▶ _STATED TASK_:
Gather, from the data below, each line in which the word "Year" occurs.

▶ _DATA ROWS_:
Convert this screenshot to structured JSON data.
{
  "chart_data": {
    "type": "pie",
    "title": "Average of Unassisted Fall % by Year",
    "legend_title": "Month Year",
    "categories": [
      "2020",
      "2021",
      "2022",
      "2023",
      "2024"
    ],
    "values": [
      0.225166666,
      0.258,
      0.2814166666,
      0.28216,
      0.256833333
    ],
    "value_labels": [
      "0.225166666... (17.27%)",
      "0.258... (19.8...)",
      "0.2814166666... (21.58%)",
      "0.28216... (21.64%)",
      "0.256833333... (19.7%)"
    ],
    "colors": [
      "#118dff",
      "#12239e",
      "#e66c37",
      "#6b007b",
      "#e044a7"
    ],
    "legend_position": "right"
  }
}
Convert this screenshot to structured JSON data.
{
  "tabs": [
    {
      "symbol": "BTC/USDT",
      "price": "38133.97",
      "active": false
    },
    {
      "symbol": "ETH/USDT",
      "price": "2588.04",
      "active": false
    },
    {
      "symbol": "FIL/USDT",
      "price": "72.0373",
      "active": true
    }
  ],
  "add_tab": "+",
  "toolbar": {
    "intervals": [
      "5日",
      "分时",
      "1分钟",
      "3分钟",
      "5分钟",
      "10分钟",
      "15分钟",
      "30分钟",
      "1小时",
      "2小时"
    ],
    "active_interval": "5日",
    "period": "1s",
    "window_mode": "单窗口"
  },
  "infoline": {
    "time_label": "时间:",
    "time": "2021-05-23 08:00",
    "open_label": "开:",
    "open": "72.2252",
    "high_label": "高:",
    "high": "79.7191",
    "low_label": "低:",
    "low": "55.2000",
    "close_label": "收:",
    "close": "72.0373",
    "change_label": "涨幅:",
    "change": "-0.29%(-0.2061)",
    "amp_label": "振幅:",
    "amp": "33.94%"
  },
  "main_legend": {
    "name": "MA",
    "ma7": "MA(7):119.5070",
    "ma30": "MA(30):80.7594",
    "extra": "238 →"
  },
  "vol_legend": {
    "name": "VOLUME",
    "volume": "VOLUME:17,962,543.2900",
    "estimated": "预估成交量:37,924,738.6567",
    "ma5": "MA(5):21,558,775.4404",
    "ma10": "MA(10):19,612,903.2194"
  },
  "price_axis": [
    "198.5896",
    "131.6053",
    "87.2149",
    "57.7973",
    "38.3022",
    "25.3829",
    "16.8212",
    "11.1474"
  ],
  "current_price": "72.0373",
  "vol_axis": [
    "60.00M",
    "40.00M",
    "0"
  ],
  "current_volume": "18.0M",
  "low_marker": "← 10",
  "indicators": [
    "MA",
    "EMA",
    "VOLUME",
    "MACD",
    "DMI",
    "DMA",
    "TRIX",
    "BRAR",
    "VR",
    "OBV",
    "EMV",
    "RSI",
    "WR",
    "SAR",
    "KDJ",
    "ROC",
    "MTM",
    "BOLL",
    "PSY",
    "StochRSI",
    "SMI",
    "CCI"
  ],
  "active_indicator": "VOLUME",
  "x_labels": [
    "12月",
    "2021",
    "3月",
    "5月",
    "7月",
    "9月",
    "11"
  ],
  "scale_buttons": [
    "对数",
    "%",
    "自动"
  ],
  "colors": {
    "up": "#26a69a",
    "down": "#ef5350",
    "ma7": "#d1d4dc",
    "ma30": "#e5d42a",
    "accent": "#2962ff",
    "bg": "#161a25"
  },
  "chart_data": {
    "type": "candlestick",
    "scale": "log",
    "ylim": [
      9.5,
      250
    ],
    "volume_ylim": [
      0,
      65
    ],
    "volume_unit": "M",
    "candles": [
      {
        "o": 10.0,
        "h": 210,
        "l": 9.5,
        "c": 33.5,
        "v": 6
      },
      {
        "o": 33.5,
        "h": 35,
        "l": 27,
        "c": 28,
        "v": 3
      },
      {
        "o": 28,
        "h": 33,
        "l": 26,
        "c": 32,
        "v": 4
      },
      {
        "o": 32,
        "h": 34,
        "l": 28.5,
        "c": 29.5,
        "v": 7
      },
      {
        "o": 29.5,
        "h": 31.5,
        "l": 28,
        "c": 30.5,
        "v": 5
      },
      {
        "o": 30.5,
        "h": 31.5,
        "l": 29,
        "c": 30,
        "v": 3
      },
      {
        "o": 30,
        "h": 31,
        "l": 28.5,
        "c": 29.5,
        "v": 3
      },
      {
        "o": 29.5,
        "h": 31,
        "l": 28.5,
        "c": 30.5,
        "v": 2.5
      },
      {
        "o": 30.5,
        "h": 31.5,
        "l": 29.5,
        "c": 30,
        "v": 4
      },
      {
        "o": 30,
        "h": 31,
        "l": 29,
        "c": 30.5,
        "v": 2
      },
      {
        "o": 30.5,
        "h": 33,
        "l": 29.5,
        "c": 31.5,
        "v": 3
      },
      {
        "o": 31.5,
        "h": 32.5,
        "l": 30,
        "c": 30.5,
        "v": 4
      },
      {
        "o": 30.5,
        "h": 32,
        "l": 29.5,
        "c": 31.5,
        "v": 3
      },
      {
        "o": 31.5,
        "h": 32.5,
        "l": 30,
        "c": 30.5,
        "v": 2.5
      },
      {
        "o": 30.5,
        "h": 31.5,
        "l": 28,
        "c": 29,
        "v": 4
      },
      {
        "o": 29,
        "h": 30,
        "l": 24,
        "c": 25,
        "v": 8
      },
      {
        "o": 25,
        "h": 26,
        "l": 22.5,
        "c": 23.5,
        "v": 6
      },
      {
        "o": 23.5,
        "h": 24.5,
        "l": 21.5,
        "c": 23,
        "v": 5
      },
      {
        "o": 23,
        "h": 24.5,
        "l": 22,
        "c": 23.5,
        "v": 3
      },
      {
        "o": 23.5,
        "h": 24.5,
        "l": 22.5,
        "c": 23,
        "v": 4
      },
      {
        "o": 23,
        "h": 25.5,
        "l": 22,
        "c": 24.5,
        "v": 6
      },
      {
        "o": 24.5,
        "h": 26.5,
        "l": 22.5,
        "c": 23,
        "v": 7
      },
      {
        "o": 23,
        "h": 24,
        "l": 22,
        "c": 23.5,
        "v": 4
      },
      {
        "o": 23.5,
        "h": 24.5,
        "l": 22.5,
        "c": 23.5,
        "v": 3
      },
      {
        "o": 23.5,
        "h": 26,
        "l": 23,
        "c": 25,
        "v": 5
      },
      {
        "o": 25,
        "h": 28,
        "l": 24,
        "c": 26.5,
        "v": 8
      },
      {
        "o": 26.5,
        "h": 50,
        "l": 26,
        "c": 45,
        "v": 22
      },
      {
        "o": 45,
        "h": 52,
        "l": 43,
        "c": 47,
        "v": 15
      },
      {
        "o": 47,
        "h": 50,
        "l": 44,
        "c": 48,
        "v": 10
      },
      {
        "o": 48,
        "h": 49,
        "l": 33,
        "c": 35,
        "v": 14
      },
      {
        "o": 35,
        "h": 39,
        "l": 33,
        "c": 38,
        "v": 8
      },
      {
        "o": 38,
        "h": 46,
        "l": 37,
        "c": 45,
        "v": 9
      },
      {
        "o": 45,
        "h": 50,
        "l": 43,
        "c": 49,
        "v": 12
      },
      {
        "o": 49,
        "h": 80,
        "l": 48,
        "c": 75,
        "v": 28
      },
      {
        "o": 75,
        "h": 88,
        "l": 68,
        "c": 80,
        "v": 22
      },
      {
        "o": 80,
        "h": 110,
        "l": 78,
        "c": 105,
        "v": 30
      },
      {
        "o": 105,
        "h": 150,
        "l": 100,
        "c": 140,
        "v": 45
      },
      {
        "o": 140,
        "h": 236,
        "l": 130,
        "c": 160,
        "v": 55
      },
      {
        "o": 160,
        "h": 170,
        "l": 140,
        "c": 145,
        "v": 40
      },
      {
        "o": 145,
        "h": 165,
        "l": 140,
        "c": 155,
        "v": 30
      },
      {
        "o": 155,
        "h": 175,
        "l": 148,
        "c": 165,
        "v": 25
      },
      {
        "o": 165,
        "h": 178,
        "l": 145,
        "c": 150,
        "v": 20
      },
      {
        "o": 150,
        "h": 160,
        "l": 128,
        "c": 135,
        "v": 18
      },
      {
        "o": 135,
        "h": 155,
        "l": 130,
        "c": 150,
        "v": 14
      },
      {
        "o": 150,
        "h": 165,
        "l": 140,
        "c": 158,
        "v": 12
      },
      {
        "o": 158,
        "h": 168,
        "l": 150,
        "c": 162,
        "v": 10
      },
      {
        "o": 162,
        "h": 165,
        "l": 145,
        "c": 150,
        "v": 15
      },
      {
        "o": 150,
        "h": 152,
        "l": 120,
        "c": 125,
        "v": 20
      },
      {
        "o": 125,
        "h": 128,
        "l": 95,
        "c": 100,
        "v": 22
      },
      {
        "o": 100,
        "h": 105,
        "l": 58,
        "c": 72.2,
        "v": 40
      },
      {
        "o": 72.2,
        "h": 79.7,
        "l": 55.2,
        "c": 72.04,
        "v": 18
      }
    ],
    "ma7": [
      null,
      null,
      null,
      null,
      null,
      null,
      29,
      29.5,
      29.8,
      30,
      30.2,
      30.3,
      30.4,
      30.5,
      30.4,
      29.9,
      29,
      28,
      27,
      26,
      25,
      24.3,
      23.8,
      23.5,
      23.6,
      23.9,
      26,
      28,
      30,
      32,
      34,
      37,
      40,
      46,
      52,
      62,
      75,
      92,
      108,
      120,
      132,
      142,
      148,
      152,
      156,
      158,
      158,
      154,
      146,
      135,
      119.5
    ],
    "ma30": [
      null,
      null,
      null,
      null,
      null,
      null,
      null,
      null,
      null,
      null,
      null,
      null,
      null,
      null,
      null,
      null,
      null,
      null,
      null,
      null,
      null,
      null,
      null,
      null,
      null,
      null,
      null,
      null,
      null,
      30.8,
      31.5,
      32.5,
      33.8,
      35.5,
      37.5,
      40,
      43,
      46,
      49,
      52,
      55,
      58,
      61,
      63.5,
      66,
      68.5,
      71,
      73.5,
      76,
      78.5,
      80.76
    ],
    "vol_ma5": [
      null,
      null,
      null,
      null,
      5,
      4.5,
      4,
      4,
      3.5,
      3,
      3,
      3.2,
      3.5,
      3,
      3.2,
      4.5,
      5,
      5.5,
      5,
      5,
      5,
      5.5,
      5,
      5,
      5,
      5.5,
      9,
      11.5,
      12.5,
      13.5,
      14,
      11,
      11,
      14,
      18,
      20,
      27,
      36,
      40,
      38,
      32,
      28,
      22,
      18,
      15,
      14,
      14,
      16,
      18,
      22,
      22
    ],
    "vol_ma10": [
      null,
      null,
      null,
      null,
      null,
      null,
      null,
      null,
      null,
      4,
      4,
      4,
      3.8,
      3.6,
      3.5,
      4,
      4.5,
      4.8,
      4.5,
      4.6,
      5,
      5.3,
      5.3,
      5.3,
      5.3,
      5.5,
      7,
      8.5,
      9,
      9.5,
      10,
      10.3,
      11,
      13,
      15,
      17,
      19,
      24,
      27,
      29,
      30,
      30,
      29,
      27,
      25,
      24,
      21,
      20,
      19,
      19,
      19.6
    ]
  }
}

▶ _SOLUTION_:
    "title": "Average of Unassisted Fall % by Year",
    "legend_title": "Month Year",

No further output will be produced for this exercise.